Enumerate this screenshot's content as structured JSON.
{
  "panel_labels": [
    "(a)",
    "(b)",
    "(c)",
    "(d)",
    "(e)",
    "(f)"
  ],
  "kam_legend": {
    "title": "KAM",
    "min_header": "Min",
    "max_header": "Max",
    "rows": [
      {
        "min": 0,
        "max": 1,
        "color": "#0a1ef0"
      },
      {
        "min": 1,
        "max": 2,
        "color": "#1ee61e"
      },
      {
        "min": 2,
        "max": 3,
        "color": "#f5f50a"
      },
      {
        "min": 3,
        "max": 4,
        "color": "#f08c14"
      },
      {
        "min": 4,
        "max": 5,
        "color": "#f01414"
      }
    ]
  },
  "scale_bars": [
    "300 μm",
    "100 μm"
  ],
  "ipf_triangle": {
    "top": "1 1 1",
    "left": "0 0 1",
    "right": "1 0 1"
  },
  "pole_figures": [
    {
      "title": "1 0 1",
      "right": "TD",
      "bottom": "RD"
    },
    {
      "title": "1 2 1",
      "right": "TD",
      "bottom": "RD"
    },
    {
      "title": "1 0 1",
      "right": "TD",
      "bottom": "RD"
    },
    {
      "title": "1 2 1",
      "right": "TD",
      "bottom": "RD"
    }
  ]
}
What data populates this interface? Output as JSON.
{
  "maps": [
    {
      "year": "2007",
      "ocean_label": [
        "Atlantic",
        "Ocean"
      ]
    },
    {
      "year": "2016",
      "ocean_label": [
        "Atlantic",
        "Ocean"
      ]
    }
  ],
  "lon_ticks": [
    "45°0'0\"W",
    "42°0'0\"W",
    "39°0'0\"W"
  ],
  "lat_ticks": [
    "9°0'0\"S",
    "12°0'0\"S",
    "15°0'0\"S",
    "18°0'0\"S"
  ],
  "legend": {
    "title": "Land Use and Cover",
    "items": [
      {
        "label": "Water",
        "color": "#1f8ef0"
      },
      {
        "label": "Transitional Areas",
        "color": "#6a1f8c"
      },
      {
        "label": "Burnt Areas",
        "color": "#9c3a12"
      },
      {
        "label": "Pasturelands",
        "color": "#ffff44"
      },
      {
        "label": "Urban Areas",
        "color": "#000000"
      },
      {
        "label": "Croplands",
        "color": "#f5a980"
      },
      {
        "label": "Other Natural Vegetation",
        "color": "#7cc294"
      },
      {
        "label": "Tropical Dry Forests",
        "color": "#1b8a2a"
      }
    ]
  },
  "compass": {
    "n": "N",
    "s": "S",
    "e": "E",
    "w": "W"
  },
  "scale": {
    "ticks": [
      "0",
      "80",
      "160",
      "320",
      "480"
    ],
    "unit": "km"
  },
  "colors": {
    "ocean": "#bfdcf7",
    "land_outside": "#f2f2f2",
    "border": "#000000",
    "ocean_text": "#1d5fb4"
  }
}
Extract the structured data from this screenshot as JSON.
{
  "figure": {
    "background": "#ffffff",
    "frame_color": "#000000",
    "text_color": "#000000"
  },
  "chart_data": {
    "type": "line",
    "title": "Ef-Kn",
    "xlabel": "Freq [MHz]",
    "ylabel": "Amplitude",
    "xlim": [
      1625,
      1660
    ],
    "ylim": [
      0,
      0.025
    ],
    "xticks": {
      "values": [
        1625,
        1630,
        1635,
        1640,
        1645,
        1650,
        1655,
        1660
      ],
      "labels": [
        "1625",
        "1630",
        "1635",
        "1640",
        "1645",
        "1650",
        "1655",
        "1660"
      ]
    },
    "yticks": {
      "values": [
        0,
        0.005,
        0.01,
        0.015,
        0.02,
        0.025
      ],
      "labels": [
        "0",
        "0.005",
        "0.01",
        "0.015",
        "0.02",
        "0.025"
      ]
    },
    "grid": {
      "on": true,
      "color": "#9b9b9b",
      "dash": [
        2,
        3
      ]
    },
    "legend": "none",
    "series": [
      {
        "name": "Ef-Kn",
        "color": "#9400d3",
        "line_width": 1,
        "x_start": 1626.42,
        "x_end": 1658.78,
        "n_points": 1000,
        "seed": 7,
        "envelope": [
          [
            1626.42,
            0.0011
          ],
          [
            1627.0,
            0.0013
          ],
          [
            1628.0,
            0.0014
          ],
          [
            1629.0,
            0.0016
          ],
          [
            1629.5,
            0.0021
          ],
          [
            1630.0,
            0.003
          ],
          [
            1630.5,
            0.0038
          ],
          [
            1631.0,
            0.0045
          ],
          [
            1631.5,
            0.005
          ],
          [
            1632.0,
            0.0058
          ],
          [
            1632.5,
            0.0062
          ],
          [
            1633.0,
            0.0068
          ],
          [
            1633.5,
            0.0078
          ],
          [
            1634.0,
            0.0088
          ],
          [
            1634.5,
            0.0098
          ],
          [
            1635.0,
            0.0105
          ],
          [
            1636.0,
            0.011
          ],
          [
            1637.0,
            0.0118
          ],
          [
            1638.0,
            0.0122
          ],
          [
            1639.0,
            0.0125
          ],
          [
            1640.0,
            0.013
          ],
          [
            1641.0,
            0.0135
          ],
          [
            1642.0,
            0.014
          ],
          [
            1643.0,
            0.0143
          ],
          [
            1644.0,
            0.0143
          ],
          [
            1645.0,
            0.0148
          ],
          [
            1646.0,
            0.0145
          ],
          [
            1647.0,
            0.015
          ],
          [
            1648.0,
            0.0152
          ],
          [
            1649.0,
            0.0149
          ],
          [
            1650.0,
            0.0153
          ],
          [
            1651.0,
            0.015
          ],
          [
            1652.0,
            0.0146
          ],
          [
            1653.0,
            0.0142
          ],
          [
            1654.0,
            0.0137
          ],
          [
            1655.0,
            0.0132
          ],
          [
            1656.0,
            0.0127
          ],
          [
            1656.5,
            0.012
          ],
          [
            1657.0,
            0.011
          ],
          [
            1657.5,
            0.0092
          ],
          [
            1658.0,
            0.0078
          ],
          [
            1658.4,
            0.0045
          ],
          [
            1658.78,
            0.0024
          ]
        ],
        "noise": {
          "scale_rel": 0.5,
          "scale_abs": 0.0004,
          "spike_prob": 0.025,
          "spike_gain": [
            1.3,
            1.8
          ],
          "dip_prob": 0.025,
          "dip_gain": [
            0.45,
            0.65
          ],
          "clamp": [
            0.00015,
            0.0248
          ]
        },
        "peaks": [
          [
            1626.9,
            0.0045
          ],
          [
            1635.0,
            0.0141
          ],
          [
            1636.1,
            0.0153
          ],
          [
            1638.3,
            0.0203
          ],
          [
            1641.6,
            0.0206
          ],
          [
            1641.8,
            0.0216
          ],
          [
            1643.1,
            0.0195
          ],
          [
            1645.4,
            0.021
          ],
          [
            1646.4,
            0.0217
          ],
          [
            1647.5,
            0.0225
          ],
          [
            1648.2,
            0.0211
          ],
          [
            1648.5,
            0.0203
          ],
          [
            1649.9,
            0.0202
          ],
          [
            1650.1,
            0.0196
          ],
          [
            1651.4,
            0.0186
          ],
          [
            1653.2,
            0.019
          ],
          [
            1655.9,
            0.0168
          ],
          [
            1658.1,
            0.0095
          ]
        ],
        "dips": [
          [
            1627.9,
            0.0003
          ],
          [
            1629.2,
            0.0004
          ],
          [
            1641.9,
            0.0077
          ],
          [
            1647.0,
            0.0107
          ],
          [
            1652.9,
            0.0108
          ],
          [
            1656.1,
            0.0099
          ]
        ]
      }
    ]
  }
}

────

Requirements:
Write out the entries in full, exactly as given.

Result:
Enumerate this screenshot's content as structured JSON.
{
  "panel_labels": [
    "(a)",
    "(b)",
    "(c)",
    "(d)",
    "(e)",
    "(f)"
  ],
  "kam_legend": {
    "title": "KAM",
    "min_header": "Min",
    "max_header": "Max",
    "rows": [
      {
        "min": 0,
        "max": 1,
        "color": "#0a1ef0"
      },
      {
        "min": 1,
        "max": 2,
        "color": "#1ee61e"
      },
      {
        "min": 2,
        "max": 3,
        "color": "#f5f50a"
      },
      {
        "min": 3,
        "max": 4,
        "color": "#f08c14"
      },
      {
        "min": 4,
        "max": 5,
        "color": "#f01414"
      }
    ]
  },
  "scale_bars": [
    "300 μm",
    "100 μm"
  ],
  "ipf_triangle": {
    "top": "1 1 1",
    "left": "0 0 1",
    "right": "1 0 1"
  },
  "pole_figures": [
    {
      "title": "1 0 1",
      "right": "TD",
      "bottom": "RD"
    },
    {
      "title": "1 2 1",
      "right": "TD",
      "bottom": "RD"
    },
    {
      "title": "1 0 1",
      "right": "TD",
      "bottom": "RD"
    },
    {
      "title": "1 2 1",
      "right": "TD",
      "bottom": "RD"
    }
  ]
}
What data populates this interface? Output as JSON.
{
  "maps": [
    {
      "year": "2007",
      "ocean_label": [
        "Atlantic",
        "Ocean"
      ]
    },
    {
      "year": "2016",
      "ocean_label": [
        "Atlantic",
        "Ocean"
      ]
    }
  ],
  "lon_ticks": [
    "45°0'0\"W",
    "42°0'0\"W",
    "39°0'0\"W"
  ],
  "lat_ticks": [
    "9°0'0\"S",
    "12°0'0\"S",
    "15°0'0\"S",
    "18°0'0\"S"
  ],
  "legend": {
    "title": "Land Use and Cover",
    "items": [
      {
        "label": "Water",
        "color": "#1f8ef0"
      },
      {
        "label": "Transitional Areas",
        "color": "#6a1f8c"
      },
      {
        "label": "Burnt Areas",
        "color": "#9c3a12"
      },
      {
        "label": "Pasturelands",
        "color": "#ffff44"
      },
      {
        "label": "Urban Areas",
        "color": "#000000"
      },
      {
        "label": "Croplands",
        "color": "#f5a980"
      },
      {
        "label": "Other Natural Vegetation",
        "color": "#7cc294"
      },
      {
        "label": "Tropical Dry Forests",
        "color": "#1b8a2a"
      }
    ]
  },
  "compass": {
    "n": "N",
    "s": "S",
    "e": "E",
    "w": "W"
  },
  "scale": {
    "ticks": [
      "0",
      "80",
      "160",
      "320",
      "480"
    ],
    "unit": "km"
  },
  "colors": {
    "ocean": "#bfdcf7",
    "land_outside": "#f2f2f2",
    "border": "#000000",
    "ocean_text": "#1d5fb4"
  }
}
Extract the structured data from this screenshot as JSON.
{
  "figure": {
    "background": "#ffffff",
    "frame_color": "#000000",
    "text_color": "#000000"
  },
  "chart_data": {
    "type": "line",
    "title": "Ef-Kn",
    "xlabel": "Freq [MHz]",
    "ylabel": "Amplitude",
    "xlim": [
      1625,
      1660
    ],
    "ylim": [
      0,
      0.025
    ],
    "xticks": {
      "values": [
        1625,
        1630,
        1635,
        1640,
        1645,
        1650,
        1655,
        1660
      ],
      "labels": [
        "1625",
        "1630",
        "1635",
        "1640",
        "1645",
        "1650",
        "1655",
        "1660"
      ]
    },
    "yticks": {
      "values": [
        0,
        0.005,
        0.01,
        0.015,
        0.02,
        0.025
      ],
      "labels": [
        "0",
        "0.005",
        "0.01",
        "0.015",
        "0.02",
        "0.025"
      ]
    },
    "grid": {
      "on": true,
      "color": "#9b9b9b",
      "dash": [
        2,
        3
      ]
    },
    "legend": "none",
    "series": [
      {
        "name": "Ef-Kn",
        "color": "#9400d3",
        "line_width": 1,
        "x_start": 1626.42,
        "x_end": 1658.78,
        "n_points": 1000,
        "seed": 7,
        "envelope": [
          [
            1626.42,
            0.0011
          ],
          [
            1627.0,
            0.0013
          ],
          [
            1628.0,
            0.0014
          ],
          [
            1629.0,
            0.0016
          ],
          [
            1629.5,
            0.0021
          ],
          [
            1630.0,
            0.003
          ],
          [
            1630.5,
            0.0038
          ],
          [
            1631.0,
            0.0045
          ],
          [
            1631.5,
            0.005
          ],
          [
            1632.0,
            0.0058
          ],
          [
            1632.5,
            0.0062
          ],
          [
            1633.0,
            0.0068
          ],
          [
            1633.5,
            0.0078
          ],
          [
            1634.0,
            0.0088
          ],
          [
            1634.5,
            0.0098
          ],
          [
            1635.0,
            0.0105
          ],
          [
            1636.0,
            0.011
          ],
          [
            1637.0,
            0.0118
          ],
          [
            1638.0,
            0.0122
          ],
          [
            1639.0,
            0.0125
          ],
          [
            1640.0,
            0.013
          ],
          [
            1641.0,
            0.0135
          ],
          [
            1642.0,
            0.014
          ],
          [
            1643.0,
            0.0143
          ],
          [
            1644.0,
            0.0143
          ],
          [
            1645.0,
            0.0148
          ],
          [
            1646.0,
            0.0145
          ],
          [
            1647.0,
            0.015
          ],
          [
            1648.0,
            0.0152
          ],
          [
            1649.0,
            0.0149
          ],
          [
            1650.0,
            0.0153
          ],
          [
            1651.0,
            0.015
          ],
          [
            1652.0,
            0.0146
          ],
          [
            1653.0,
            0.0142
          ],
          [
            1654.0,
            0.0137
          ],
          [
            1655.0,
            0.0132
          ],
          [
            1656.0,
            0.0127
          ],
          [
            1656.5,
            0.012
          ],
          [
            1657.0,
            0.011
          ],
          [
            1657.5,
            0.0092
          ],
          [
            1658.0,
            0.0078
          ],
          [
            1658.4,
            0.0045
          ],
          [
            1658.78,
            0.0024
          ]
        ],
        "noise": {
          "scale_rel": 0.5,
          "scale_abs": 0.0004,
          "spike_prob": 0.025,
          "spike_gain": [
            1.3,
            1.8
          ],
          "dip_prob": 0.025,
          "dip_gain": [
            0.45,
            0.65
          ],
          "clamp": [
            0.00015,
            0.0248
          ]
        },
        "peaks": [
          [
            1626.9,
            0.0045
          ],
          [
            1635.0,
            0.0141
          ],
          [
            1636.1,
            0.0153
          ],
          [
            1638.3,
            0.0203
          ],
          [
            1641.6,
            0.0206
          ],
          [
            1641.8,
            0.0216
          ],
          [
            1643.1,
            0.0195
          ],
          [
            1645.4,
            0.021
          ],
          [
            1646.4,
            0.0217
          ],
          [
            1647.5,
            0.0225
          ],
          [
            1648.2,
            0.0211
          ],
          [
            1648.5,
            0.0203
          ],
          [
            1649.9,
            0.0202
          ],
          [
            1650.1,
            0.0196
          ],
          [
            1651.4,
            0.0186
          ],
          [
            1653.2,
            0.019
          ],
          [
            1655.9,
            0.0168
          ],
          [
            1658.1,
            0.0095
          ]
        ],
        "dips": [
          [
            1627.9,
            0.0003
          ],
          [
            1629.2,
            0.0004
          ],
          [
            1641.9,
            0.0077
          ],
          [
            1647.0,
            0.0107
          ],
          [
            1652.9,
            0.0108
          ],
          [
            1656.1,
            0.0099
          ]
        ]
      }
    ]
  }
}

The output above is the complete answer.